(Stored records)
━━━━━━━━━━━━━━━━━━━━

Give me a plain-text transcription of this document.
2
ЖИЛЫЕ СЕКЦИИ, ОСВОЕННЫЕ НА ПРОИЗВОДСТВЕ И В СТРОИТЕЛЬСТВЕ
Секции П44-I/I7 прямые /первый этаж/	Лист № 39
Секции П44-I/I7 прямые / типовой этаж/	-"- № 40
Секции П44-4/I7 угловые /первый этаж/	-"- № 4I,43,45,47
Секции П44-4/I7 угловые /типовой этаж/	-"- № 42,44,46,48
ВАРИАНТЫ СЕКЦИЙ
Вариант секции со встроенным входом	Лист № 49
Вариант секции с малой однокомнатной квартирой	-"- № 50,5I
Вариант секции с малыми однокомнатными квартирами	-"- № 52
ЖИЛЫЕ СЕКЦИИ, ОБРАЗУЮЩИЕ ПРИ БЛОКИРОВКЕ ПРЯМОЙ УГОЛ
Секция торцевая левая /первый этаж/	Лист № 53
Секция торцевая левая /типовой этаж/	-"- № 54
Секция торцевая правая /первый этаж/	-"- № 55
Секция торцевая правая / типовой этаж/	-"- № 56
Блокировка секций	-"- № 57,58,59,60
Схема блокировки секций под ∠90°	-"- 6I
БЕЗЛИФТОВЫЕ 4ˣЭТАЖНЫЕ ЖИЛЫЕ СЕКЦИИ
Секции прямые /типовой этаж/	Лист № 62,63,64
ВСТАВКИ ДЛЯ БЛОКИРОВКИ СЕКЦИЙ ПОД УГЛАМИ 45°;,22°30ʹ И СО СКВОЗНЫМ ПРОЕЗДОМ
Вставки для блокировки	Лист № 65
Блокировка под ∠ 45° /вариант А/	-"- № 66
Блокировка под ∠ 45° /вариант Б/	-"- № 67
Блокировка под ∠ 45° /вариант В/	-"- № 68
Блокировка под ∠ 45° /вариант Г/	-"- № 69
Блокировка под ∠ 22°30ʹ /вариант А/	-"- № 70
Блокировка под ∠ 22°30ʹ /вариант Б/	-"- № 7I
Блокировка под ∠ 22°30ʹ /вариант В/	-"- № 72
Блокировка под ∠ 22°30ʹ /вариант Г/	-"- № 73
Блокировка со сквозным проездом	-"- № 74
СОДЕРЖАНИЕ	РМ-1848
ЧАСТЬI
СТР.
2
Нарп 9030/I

━━━━━━━━━━━━━━━━━━━━

WHAT TO PRODUCE:
Copy out every line of the data that includes the word "типовой".

RESULT BELOW:
Секции П44-I/I7 прямые / типовой этаж/	-"- № 40
Секции П44-4/I7 угловые /типовой этаж/	-"- № 42,44,46,48
Секция торцевая левая /типовой этаж/	-"- № 54
Секция торцевая правая / типовой этаж/	-"- № 56
Секции прямые /типовой этаж/	Лист № 62,63,64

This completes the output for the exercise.